• Instruction: Pull out every line with the word "ValidateOrder" from the entries below.

• Excerpted data:
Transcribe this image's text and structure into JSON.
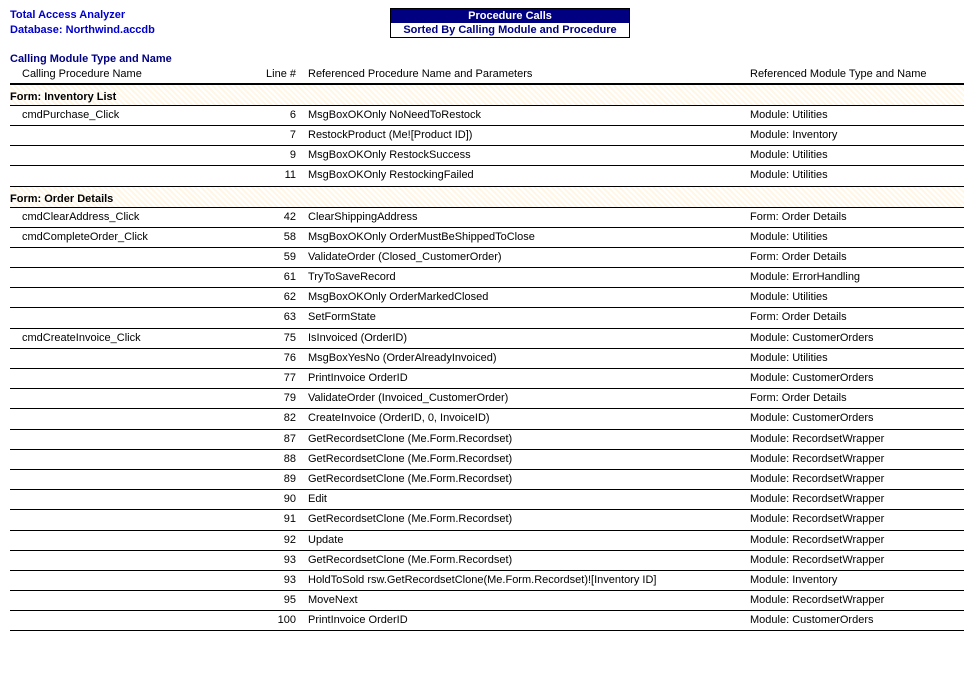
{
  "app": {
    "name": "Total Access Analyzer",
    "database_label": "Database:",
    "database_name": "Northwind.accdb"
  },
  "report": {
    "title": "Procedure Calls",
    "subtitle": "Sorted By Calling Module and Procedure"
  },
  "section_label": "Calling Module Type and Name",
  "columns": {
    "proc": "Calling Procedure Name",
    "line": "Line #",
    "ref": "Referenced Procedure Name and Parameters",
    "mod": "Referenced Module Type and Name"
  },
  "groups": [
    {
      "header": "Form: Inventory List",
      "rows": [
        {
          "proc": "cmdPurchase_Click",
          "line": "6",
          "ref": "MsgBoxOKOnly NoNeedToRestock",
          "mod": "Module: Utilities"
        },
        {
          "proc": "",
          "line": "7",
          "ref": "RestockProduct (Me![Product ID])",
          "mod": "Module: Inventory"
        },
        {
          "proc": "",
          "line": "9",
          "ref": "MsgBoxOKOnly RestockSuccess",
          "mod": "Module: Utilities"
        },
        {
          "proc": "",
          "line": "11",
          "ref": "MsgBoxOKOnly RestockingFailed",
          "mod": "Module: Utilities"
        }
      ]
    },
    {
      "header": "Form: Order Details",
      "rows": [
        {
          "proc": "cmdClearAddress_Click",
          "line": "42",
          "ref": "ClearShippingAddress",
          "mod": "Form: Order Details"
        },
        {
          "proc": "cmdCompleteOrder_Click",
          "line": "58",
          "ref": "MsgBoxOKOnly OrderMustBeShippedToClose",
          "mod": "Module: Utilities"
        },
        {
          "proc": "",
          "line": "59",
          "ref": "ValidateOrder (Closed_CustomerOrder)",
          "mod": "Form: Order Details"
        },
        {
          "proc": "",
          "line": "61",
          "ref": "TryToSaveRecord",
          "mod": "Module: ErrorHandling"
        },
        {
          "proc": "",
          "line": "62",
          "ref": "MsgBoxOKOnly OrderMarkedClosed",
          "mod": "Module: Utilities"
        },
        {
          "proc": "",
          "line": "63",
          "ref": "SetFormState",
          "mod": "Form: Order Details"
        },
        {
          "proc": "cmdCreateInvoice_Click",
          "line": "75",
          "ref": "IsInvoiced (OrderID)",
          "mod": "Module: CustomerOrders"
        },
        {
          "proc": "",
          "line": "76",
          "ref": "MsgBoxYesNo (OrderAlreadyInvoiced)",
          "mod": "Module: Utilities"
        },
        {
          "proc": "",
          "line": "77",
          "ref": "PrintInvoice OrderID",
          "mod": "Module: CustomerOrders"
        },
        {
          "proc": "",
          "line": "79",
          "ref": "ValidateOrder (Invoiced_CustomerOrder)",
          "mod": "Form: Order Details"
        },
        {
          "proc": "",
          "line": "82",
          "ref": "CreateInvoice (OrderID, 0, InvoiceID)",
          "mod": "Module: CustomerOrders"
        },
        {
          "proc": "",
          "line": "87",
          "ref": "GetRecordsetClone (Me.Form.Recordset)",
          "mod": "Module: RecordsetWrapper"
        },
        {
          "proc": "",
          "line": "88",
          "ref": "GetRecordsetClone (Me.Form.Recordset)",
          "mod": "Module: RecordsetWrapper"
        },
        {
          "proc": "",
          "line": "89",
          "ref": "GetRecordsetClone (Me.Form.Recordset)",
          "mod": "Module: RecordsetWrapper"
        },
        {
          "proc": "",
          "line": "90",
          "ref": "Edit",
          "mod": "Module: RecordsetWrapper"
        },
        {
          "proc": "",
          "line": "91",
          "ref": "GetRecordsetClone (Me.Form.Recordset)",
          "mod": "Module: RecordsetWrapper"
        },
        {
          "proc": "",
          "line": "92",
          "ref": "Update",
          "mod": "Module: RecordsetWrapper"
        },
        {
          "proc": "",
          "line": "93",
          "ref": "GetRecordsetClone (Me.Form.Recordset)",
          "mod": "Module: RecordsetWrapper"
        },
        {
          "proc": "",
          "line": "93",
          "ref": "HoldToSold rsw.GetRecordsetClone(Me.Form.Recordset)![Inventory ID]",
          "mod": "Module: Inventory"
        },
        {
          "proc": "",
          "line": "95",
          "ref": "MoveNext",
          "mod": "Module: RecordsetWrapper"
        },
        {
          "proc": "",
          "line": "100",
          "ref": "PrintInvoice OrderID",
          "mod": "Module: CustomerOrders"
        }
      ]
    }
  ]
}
...
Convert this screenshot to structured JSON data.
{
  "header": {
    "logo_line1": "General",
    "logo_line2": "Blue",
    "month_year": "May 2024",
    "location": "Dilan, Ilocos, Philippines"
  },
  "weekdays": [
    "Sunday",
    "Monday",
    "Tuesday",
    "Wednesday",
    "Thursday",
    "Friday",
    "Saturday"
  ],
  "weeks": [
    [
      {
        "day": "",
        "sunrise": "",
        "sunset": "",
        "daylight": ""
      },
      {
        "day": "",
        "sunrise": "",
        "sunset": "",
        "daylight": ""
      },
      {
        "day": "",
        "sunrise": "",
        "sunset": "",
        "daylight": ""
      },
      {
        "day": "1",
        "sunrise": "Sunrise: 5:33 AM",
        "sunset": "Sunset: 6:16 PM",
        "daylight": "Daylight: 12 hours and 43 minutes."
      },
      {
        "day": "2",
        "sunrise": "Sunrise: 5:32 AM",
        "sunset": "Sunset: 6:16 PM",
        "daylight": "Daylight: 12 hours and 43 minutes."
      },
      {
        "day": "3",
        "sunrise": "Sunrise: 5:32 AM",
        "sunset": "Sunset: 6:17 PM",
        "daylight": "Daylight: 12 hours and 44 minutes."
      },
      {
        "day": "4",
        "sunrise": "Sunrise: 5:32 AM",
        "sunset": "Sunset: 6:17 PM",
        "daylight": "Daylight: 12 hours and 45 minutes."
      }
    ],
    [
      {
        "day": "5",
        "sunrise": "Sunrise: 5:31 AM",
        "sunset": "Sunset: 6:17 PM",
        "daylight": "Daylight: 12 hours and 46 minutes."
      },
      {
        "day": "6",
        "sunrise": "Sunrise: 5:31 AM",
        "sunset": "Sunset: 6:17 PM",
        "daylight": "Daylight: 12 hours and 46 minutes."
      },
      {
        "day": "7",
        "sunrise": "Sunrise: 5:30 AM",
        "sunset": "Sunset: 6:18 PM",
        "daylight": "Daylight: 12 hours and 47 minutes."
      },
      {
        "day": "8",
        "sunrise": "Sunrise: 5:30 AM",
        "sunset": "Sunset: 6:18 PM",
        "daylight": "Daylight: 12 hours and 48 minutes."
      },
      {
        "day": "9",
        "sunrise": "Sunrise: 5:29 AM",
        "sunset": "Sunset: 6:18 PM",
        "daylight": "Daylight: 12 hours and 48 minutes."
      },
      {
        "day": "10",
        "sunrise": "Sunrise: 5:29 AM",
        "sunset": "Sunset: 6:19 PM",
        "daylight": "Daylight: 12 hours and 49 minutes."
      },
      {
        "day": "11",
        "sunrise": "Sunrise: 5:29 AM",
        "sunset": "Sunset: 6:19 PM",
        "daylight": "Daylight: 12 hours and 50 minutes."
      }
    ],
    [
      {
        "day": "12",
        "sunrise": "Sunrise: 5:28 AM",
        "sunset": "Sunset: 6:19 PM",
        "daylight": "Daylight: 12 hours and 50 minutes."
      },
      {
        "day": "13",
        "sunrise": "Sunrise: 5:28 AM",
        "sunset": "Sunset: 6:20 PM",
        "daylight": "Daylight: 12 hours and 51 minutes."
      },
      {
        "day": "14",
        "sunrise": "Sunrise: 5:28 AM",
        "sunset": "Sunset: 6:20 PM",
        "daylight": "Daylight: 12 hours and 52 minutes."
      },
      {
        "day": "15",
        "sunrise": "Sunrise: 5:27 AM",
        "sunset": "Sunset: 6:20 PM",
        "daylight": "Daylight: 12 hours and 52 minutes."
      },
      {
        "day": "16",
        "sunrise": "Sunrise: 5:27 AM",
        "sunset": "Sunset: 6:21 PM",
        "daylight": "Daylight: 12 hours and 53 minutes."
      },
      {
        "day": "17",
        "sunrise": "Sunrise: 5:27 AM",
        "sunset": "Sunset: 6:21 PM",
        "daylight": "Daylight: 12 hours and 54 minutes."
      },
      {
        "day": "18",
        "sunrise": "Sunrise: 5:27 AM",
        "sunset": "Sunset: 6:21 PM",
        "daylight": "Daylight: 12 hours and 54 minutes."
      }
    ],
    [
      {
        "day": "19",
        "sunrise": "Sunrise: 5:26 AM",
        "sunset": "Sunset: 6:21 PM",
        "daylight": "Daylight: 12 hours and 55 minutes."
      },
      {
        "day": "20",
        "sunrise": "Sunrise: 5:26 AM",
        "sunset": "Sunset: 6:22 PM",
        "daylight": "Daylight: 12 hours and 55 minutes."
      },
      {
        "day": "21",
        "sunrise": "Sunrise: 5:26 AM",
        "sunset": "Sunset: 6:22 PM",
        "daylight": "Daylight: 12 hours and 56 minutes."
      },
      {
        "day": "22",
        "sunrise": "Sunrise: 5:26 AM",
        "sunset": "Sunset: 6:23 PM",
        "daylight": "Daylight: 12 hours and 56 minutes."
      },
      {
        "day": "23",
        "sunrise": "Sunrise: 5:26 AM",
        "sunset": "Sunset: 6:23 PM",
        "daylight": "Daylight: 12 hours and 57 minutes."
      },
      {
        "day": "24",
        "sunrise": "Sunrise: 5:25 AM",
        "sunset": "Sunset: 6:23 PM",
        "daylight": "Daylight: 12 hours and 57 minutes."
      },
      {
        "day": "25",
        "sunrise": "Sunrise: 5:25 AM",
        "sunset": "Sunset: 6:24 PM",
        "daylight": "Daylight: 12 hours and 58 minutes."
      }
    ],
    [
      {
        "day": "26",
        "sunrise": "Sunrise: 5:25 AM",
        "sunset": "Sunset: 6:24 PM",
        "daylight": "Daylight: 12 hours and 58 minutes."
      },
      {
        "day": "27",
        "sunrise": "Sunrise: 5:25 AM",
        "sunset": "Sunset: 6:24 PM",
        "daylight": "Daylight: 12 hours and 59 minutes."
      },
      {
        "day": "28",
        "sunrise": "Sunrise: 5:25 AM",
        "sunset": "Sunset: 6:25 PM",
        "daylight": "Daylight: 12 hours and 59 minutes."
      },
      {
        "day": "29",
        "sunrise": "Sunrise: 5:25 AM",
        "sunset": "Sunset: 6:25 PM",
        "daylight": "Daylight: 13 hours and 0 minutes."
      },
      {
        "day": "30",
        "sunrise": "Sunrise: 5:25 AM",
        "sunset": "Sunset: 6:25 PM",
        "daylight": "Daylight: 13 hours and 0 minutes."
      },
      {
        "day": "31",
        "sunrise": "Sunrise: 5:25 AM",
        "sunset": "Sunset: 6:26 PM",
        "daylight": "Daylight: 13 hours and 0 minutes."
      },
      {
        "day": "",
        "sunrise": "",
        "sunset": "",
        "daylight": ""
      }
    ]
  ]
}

• Correct result:
          "ref": "ValidateOrder (Closed_CustomerOrder)",
          "ref": "ValidateOrder (Invoiced_CustomerOrder)",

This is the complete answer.